**To be done**. Below is the data. Give it again, complete and exact.

++++++++++

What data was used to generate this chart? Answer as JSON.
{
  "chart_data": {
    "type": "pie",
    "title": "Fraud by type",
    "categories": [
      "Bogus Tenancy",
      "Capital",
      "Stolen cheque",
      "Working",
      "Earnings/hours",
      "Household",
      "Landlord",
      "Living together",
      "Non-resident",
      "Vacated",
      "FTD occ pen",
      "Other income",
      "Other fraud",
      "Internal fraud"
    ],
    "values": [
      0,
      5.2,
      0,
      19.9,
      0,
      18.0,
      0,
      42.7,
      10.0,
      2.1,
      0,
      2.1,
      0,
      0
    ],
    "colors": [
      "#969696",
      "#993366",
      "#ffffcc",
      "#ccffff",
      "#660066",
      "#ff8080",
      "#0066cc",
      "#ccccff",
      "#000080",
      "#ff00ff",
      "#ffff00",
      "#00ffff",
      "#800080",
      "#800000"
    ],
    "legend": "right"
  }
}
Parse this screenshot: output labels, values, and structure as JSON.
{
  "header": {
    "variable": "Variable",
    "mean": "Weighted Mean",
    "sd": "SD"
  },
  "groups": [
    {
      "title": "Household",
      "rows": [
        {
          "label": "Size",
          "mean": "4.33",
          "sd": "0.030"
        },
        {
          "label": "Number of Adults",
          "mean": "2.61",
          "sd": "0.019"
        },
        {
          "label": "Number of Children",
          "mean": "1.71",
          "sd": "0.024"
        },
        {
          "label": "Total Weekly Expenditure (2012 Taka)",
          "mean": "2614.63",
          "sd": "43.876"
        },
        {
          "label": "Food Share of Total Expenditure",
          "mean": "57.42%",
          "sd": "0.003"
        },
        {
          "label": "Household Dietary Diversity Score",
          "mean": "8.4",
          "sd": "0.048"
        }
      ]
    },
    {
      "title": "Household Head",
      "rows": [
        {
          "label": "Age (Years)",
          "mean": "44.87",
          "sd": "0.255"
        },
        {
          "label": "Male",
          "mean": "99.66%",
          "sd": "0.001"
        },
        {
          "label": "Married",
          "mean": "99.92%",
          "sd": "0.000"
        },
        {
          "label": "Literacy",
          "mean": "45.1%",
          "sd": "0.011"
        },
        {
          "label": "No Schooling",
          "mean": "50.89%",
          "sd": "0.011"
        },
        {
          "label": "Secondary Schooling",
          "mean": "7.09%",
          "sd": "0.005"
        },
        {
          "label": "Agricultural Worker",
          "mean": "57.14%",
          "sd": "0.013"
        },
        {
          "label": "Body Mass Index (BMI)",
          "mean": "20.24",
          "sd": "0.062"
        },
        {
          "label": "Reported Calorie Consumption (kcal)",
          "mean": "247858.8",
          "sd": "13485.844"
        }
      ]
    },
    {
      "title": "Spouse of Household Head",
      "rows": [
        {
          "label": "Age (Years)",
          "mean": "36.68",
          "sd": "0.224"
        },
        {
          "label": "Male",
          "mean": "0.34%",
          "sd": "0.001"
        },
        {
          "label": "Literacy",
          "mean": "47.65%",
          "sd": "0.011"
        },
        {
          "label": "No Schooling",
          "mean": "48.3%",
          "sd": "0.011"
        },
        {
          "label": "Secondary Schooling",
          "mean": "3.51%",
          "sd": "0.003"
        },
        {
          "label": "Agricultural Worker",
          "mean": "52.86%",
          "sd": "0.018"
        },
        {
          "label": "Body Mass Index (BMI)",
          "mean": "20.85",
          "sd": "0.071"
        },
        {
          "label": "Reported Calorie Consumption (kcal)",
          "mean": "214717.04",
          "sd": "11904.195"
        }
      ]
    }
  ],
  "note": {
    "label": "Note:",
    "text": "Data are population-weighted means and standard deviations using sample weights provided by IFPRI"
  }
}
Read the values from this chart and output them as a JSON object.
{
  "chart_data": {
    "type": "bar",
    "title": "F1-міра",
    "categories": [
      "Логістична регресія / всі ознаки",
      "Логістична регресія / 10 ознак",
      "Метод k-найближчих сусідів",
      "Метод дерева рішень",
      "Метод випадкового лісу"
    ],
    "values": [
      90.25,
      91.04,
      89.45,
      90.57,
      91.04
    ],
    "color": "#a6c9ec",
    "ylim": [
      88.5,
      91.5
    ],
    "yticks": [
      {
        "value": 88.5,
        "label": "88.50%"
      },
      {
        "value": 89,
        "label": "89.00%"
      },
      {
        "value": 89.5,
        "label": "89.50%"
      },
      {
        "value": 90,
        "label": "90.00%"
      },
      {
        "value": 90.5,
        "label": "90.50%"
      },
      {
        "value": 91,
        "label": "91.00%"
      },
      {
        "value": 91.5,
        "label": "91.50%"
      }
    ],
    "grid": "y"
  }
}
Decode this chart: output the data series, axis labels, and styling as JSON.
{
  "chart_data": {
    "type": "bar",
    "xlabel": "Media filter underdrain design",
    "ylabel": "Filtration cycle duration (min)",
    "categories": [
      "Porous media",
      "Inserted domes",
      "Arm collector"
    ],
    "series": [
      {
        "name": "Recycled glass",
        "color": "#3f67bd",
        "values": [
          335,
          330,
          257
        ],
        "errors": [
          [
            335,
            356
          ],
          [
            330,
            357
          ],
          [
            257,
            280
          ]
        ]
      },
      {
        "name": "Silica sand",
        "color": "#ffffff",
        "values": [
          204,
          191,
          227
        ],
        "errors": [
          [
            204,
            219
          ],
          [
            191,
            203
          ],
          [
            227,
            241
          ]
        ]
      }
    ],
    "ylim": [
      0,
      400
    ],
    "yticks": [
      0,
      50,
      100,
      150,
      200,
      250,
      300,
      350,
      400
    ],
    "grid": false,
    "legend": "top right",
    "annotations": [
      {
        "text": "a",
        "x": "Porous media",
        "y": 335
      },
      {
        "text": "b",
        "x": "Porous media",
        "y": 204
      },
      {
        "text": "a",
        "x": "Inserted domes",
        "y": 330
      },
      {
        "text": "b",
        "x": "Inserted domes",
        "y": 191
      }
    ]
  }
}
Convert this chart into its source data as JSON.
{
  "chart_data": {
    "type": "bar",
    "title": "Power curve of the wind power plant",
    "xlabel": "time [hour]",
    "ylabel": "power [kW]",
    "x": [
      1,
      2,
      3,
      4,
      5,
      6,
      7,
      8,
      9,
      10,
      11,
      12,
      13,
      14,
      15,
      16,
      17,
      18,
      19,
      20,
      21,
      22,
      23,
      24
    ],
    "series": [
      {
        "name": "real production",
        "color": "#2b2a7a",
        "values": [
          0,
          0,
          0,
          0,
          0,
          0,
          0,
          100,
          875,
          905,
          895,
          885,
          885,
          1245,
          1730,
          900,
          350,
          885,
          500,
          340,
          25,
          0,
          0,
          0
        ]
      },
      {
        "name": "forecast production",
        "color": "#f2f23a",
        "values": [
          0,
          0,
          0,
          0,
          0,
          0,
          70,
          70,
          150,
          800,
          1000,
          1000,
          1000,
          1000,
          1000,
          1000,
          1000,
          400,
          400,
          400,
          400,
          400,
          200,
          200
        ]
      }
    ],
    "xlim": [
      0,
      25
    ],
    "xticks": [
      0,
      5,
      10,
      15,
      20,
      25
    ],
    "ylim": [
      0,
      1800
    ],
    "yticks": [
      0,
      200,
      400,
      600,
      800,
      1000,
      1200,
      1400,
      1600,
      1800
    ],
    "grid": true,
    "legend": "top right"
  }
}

++++++++++

**Full output**.
What data was used to generate this chart? Answer as JSON.
{
  "chart_data": {
    "type": "pie",
    "title": "Fraud by type",
    "categories": [
      "Bogus Tenancy",
      "Capital",
      "Stolen cheque",
      "Working",
      "Earnings/hours",
      "Household",
      "Landlord",
      "Living together",
      "Non-resident",
      "Vacated",
      "FTD occ pen",
      "Other income",
      "Other fraud",
      "Internal fraud"
    ],
    "values": [
      0,
      5.2,
      0,
      19.9,
      0,
      18.0,
      0,
      42.7,
      10.0,
      2.1,
      0,
      2.1,
      0,
      0
    ],
    "colors": [
      "#969696",
      "#993366",
      "#ffffcc",
      "#ccffff",
      "#660066",
      "#ff8080",
      "#0066cc",
      "#ccccff",
      "#000080",
      "#ff00ff",
      "#ffff00",
      "#00ffff",
      "#800080",
      "#800000"
    ],
    "legend": "right"
  }
}
Parse this screenshot: output labels, values, and structure as JSON.
{
  "header": {
    "variable": "Variable",
    "mean": "Weighted Mean",
    "sd": "SD"
  },
  "groups": [
    {
      "title": "Household",
      "rows": [
        {
          "label": "Size",
          "mean": "4.33",
          "sd": "0.030"
        },
        {
          "label": "Number of Adults",
          "mean": "2.61",
          "sd": "0.019"
        },
        {
          "label": "Number of Children",
          "mean": "1.71",
          "sd": "0.024"
        },
        {
          "label": "Total Weekly Expenditure (2012 Taka)",
          "mean": "2614.63",
          "sd": "43.876"
        },
        {
          "label": "Food Share of Total Expenditure",
          "mean": "57.42%",
          "sd": "0.003"
        },
        {
          "label": "Household Dietary Diversity Score",
          "mean": "8.4",
          "sd": "0.048"
        }
      ]
    },
    {
      "title": "Household Head",
      "rows": [
        {
          "label": "Age (Years)",
          "mean": "44.87",
          "sd": "0.255"
        },
        {
          "label": "Male",
          "mean": "99.66%",
          "sd": "0.001"
        },
        {
          "label": "Married",
          "mean": "99.92%",
          "sd": "0.000"
        },
        {
          "label": "Literacy",
          "mean": "45.1%",
          "sd": "0.011"
        },
        {
          "label": "No Schooling",
          "mean": "50.89%",
          "sd": "0.011"
        },
        {
          "label": "Secondary Schooling",
          "mean": "7.09%",
          "sd": "0.005"
        },
        {
          "label": "Agricultural Worker",
          "mean": "57.14%",
          "sd": "0.013"
        },
        {
          "label": "Body Mass Index (BMI)",
          "mean": "20.24",
          "sd": "0.062"
        },
        {
          "label": "Reported Calorie Consumption (kcal)",
          "mean": "247858.8",
          "sd": "13485.844"
        }
      ]
    },
    {
      "title": "Spouse of Household Head",
      "rows": [
        {
          "label": "Age (Years)",
          "mean": "36.68",
          "sd": "0.224"
        },
        {
          "label": "Male",
          "mean": "0.34%",
          "sd": "0.001"
        },
        {
          "label": "Literacy",
          "mean": "47.65%",
          "sd": "0.011"
        },
        {
          "label": "No Schooling",
          "mean": "48.3%",
          "sd": "0.011"
        },
        {
          "label": "Secondary Schooling",
          "mean": "3.51%",
          "sd": "0.003"
        },
        {
          "label": "Agricultural Worker",
          "mean": "52.86%",
          "sd": "0.018"
        },
        {
          "label": "Body Mass Index (BMI)",
          "mean": "20.85",
          "sd": "0.071"
        },
        {
          "label": "Reported Calorie Consumption (kcal)",
          "mean": "214717.04",
          "sd": "11904.195"
        }
      ]
    }
  ],
  "note": {
    "label": "Note:",
    "text": "Data are population-weighted means and standard deviations using sample weights provided by IFPRI"
  }
}
Read the values from this chart and output them as a JSON object.
{
  "chart_data": {
    "type": "bar",
    "title": "F1-міра",
    "categories": [
      "Логістична регресія / всі ознаки",
      "Логістична регресія / 10 ознак",
      "Метод k-найближчих сусідів",
      "Метод дерева рішень",
      "Метод випадкового лісу"
    ],
    "values": [
      90.25,
      91.04,
      89.45,
      90.57,
      91.04
    ],
    "color": "#a6c9ec",
    "ylim": [
      88.5,
      91.5
    ],
    "yticks": [
      {
        "value": 88.5,
        "label": "88.50%"
      },
      {
        "value": 89,
        "label": "89.00%"
      },
      {
        "value": 89.5,
        "label": "89.50%"
      },
      {
        "value": 90,
        "label": "90.00%"
      },
      {
        "value": 90.5,
        "label": "90.50%"
      },
      {
        "value": 91,
        "label": "91.00%"
      },
      {
        "value": 91.5,
        "label": "91.50%"
      }
    ],
    "grid": "y"
  }
}
Decode this chart: output the data series, axis labels, and styling as JSON.
{
  "chart_data": {
    "type": "bar",
    "xlabel": "Media filter underdrain design",
    "ylabel": "Filtration cycle duration (min)",
    "categories": [
      "Porous media",
      "Inserted domes",
      "Arm collector"
    ],
    "series": [
      {
        "name": "Recycled glass",
        "color": "#3f67bd",
        "values": [
          335,
          330,
          257
        ],
        "errors": [
          [
            335,
            356
          ],
          [
            330,
            357
          ],
          [
            257,
            280
          ]
        ]
      },
      {
        "name": "Silica sand",
        "color": "#ffffff",
        "values": [
          204,
          191,
          227
        ],
        "errors": [
          [
            204,
            219
          ],
          [
            191,
            203
          ],
          [
            227,
            241
          ]
        ]
      }
    ],
    "ylim": [
      0,
      400
    ],
    "yticks": [
      0,
      50,
      100,
      150,
      200,
      250,
      300,
      350,
      400
    ],
    "grid": false,
    "legend": "top right",
    "annotations": [
      {
        "text": "a",
        "x": "Porous media",
        "y": 335
      },
      {
        "text": "b",
        "x": "Porous media",
        "y": 204
      },
      {
        "text": "a",
        "x": "Inserted domes",
        "y": 330
      },
      {
        "text": "b",
        "x": "Inserted domes",
        "y": 191
      }
    ]
  }
}
Convert this chart into its source data as JSON.
{
  "chart_data": {
    "type": "bar",
    "title": "Power curve of the wind power plant",
    "xlabel": "time [hour]",
    "ylabel": "power [kW]",
    "x": [
      1,
      2,
      3,
      4,
      5,
      6,
      7,
      8,
      9,
      10,
      11,
      12,
      13,
      14,
      15,
      16,
      17,
      18,
      19,
      20,
      21,
      22,
      23,
      24
    ],
    "series": [
      {
        "name": "real production",
        "color": "#2b2a7a",
        "values": [
          0,
          0,
          0,
          0,
          0,
          0,
          0,
          100,
          875,
          905,
          895,
          885,
          885,
          1245,
          1730,
          900,
          350,
          885,
          500,
          340,
          25,
          0,
          0,
          0
        ]
      },
      {
        "name": "forecast production",
        "color": "#f2f23a",
        "values": [
          0,
          0,
          0,
          0,
          0,
          0,
          70,
          70,
          150,
          800,
          1000,
          1000,
          1000,
          1000,
          1000,
          1000,
          1000,
          400,
          400,
          400,
          400,
          400,
          200,
          200
        ]
      }
    ],
    "xlim": [
      0,
      25
    ],
    "xticks": [
      0,
      5,
      10,
      15,
      20,
      25
    ],
    "ylim": [
      0,
      1800
    ],
    "yticks": [
      0,
      200,
      400,
      600,
      800,
      1000,
      1200,
      1400,
      1600,
      1800
    ],
    "grid": true,
    "legend": "top right"
  }
}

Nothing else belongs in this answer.